→ **YOUR INSTRUCTIONS**
Collect each line containing "reflect".

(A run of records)
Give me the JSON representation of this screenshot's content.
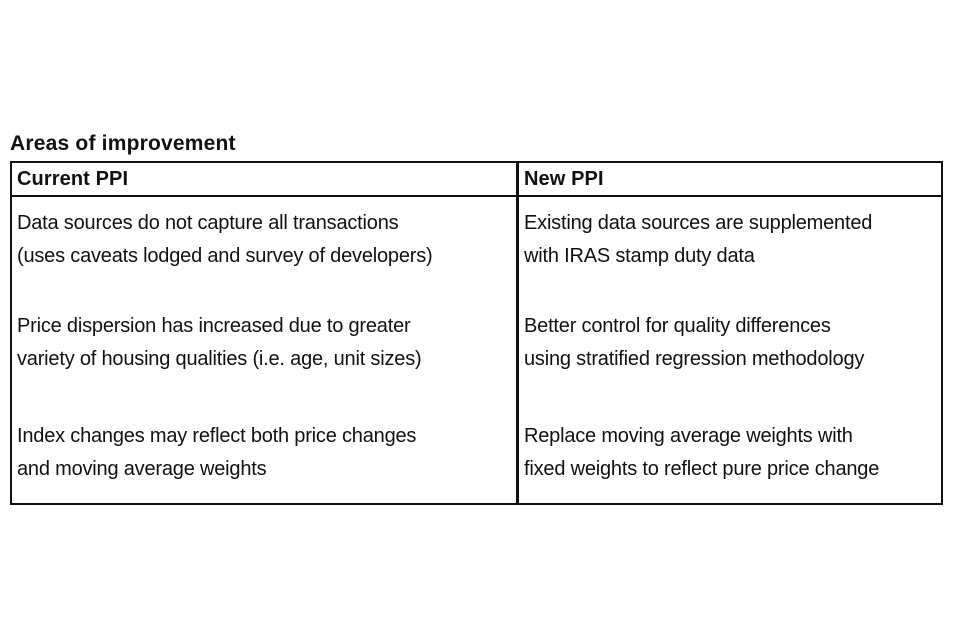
{
  "title": "Areas of improvement",
  "table": {
    "headers": [
      "Current PPI",
      "New PPI"
    ],
    "rows": [
      {
        "current": "Data sources do not capture all transactions\n(uses caveats lodged and survey of developers)",
        "new": "Existing data sources are supplemented\nwith IRAS stamp duty data"
      },
      {
        "current": "Price dispersion has increased due to greater\nvariety of housing qualities (i.e. age, unit sizes)",
        "new": "Better control for quality differences\nusing stratified regression methodology"
      },
      {
        "current": "Index changes may reflect both price changes\nand moving average weights",
        "new": "Replace moving average weights with\nfixed weights to reflect pure price change"
      }
    ]
  },
  "colors": {
    "text": "#111111",
    "border": "#111111",
    "background": "#ffffff"
  }
}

→ **EXERCISE RESPONSE**
        "current": "Index changes may reflect both price changes\nand moving average weights",
        "new": "Replace moving average weights with\nfixed weights to reflect pure price change"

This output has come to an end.